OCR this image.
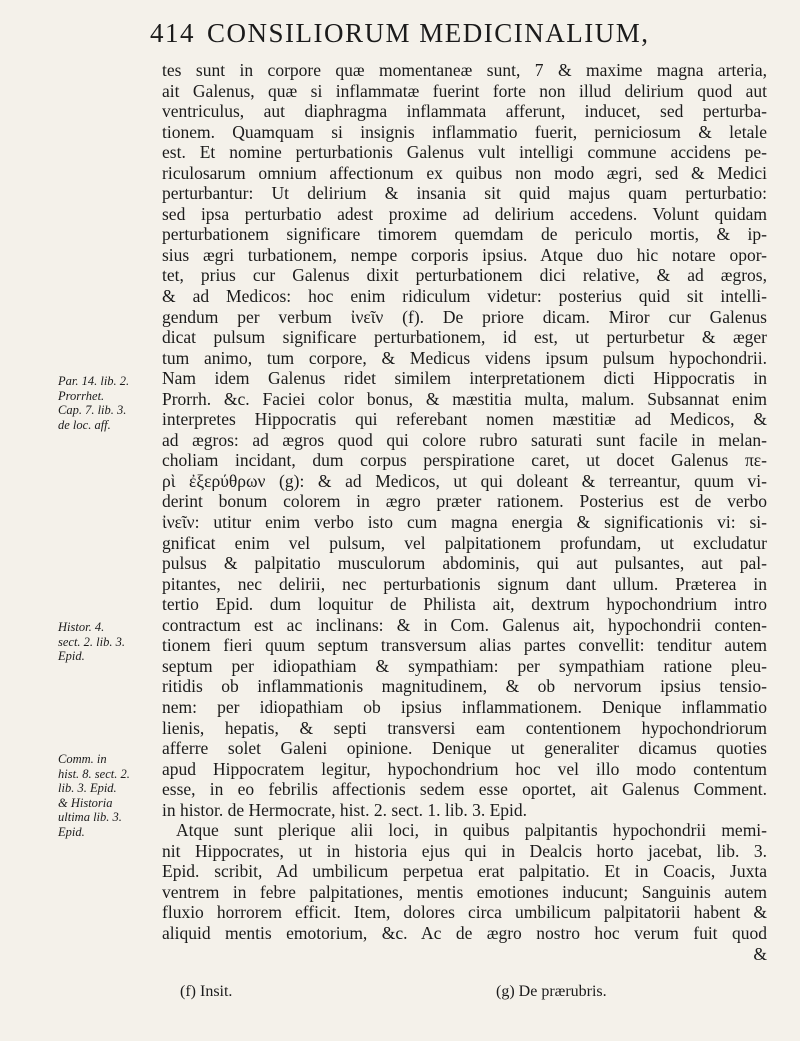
414 CONSILIORUM MEDICINALIUM,
tes sunt in corpore quæ momentaneæ sunt, 7 & maxime magna arteria,
ait Galenus, quæ si inflammatæ fuerint forte non illud delirium quod aut
ventriculus, aut diaphragma inflammata afferunt, inducet, sed perturba-
tionem. Quamquam si insignis inflammatio fuerit, perniciosum & letale
est. Et nomine perturbationis Galenus vult intelligi commune accidens pe-
riculosarum omnium affectionum ex quibus non modo ægri, sed & Medici
perturbantur: Ut delirium & insania sit quid majus quam perturbatio:
sed ipsa perturbatio adest proxime ad delirium accedens. Volunt quidam
perturbationem significare timorem quemdam de periculo mortis, & ip-
sius ægri turbationem, nempe corporis ipsius. Atque duo hic notare opor-
tet, prius cur Galenus dixit perturbationem dici relative, & ad ægros,
& ad Medicos: hoc enim ridiculum videtur: posterius quid sit intelli-
gendum per verbum ἰνεῖν (f). De priore dicam. Miror cur Galenus
dicat pulsum significare perturbationem, id est, ut perturbetur & æger
tum animo, tum corpore, & Medicus videns ipsum pulsum hypochondrii.
Nam idem Galenus ridet similem interpretationem dicti Hippocratis in
Prorrh. &c. Faciei color bonus, & mæstitia multa, malum. Subsannat enim
interpretes Hippocratis qui referebant nomen mæstitiæ ad Medicos, &
ad ægros: ad ægros quod qui colore rubro saturati sunt facile in melan-
choliam incidant, dum corpus perspiratione caret, ut docet Galenus πε-
ρὶ ἐξερύθρων (g): & ad Medicos, ut qui doleant & terreantur, quum vi-
derint bonum colorem in ægro præter rationem. Posterius est de verbo
ἰνεῖν: utitur enim verbo isto cum magna energia & significationis vi: si-
gnificat enim vel pulsum, vel palpitationem profundam, ut excludatur
pulsus & palpitatio musculorum abdominis, qui aut pulsantes, aut pal-
pitantes, nec delirii, nec perturbationis signum dant ullum. Præterea in
tertio Epid. dum loquitur de Philista ait, dextrum hypochondrium intro
contractum est ac inclinans: & in Com. Galenus ait, hypochondrii conten-
tionem fieri quum septum transversum alias partes convellit: tenditur autem
septum per idiopathiam & sympathiam: per sympathiam ratione pleu-
ritidis ob inflammationis magnitudinem, & ob nervorum ipsius tensio-
nem: per idiopathiam ob ipsius inflammationem. Denique inflammatio
lienis, hepatis, & septi transversi eam contentionem hypochondriorum
afferre solet Galeni opinione. Denique ut generaliter dicamus quoties
apud Hippocratem legitur, hypochondrium hoc vel illo modo contentum
esse, in eo febrilis affectionis sedem esse oportet, ait Galenus Comment.
in histor. de Hermocrate, hist. 2. sect. 1. lib. 3. Epid.
Atque sunt plerique alii loci, in quibus palpitantis hypochondrii memi-
nit Hippocrates, ut in historia ejus qui in Dealcis horto jacebat, lib. 3.
Epid. scribit, Ad umbilicum perpetua erat palpitatio. Et in Coacis, Juxta
ventrem in febre palpitationes, mentis emotiones inducunt; Sanguinis autem
fluxio horrorem efficit. Item, dolores circa umbilicum palpitatorii habent &
aliquid mentis emotorium, &c. Ac de ægro nostro hoc verum fuit quod
&
Par. 14. lib. 2.
Prorrhet.
Cap. 7. lib. 3.
de loc. aff.
Histor. 4.
sect. 2. lib. 3.
Epid.
Comm. in
hist. 8. sect. 2.
lib. 3. Epid.
& Historia
ultima lib. 3.
Epid.
(f) Insit.	(g) De prærubris.
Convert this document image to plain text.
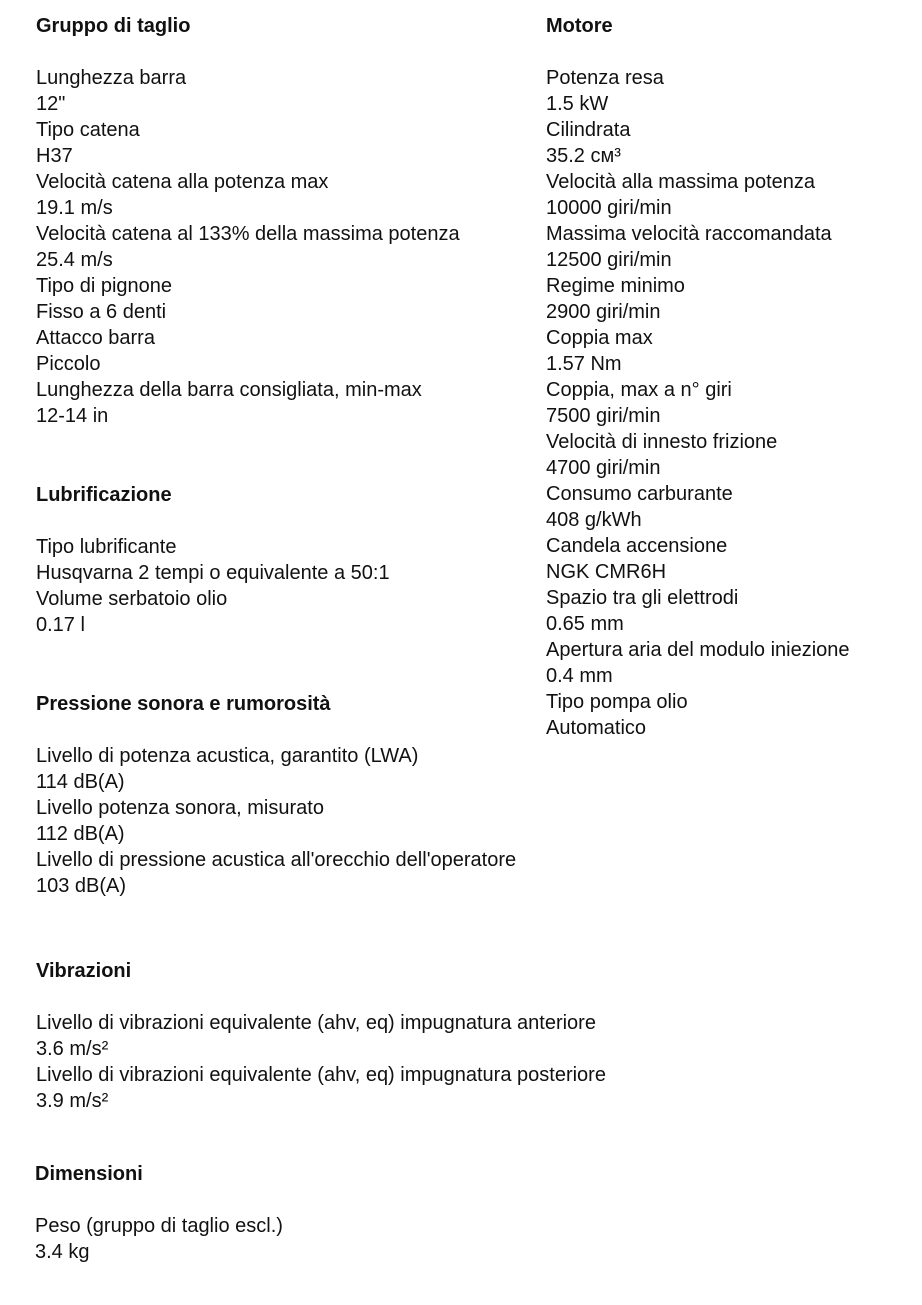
Gruppo di taglio
Lunghezza barra
12"
Tipo catena
H37
Velocità catena alla potenza max
19.1 m/s
Velocità catena al 133% della massima potenza
25.4 m/s
Tipo di pignone
Fisso a 6 denti
Attacco barra
Piccolo
Lunghezza della barra consigliata, min-max
12-14 in
Lubrificazione
Tipo lubrificante
Husqvarna 2 tempi o equivalente a 50:1
Volume serbatoio olio
0.17 l
Pressione sonora e rumorosità
Livello di potenza acustica, garantito (LWA)
114 dB(A)
Livello potenza sonora, misurato
112 dB(A)
Livello di pressione acustica all'orecchio dell'operatore
103 dB(A)
Vibrazioni
Livello di vibrazioni equivalente (ahv, eq) impugnatura anteriore
3.6 m/s²
Livello di vibrazioni equivalente (ahv, eq) impugnatura posteriore
3.9 m/s²
Dimensioni
Peso (gruppo di taglio escl.)
3.4 kg
Motore
Potenza resa
1.5 kW
Cilindrata
35.2 см³
Velocità alla massima potenza
10000 giri/min
Massima velocità raccomandata
12500 giri/min
Regime minimo
2900 giri/min
Coppia max
1.57 Nm
Coppia, max a n° giri
7500 giri/min
Velocità di innesto frizione
4700 giri/min
Consumo carburante
408 g/kWh
Candela accensione
NGK CMR6H
Spazio tra gli elettrodi
0.65 mm
Apertura aria del modulo iniezione
0.4 mm
Tipo pompa olio
Automatico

• SHORT EXERCISE: Identify all lines in the records above with the word "olio".

• WRITTEN REPLY:
Volume serbatoio olio
Tipo pompa olio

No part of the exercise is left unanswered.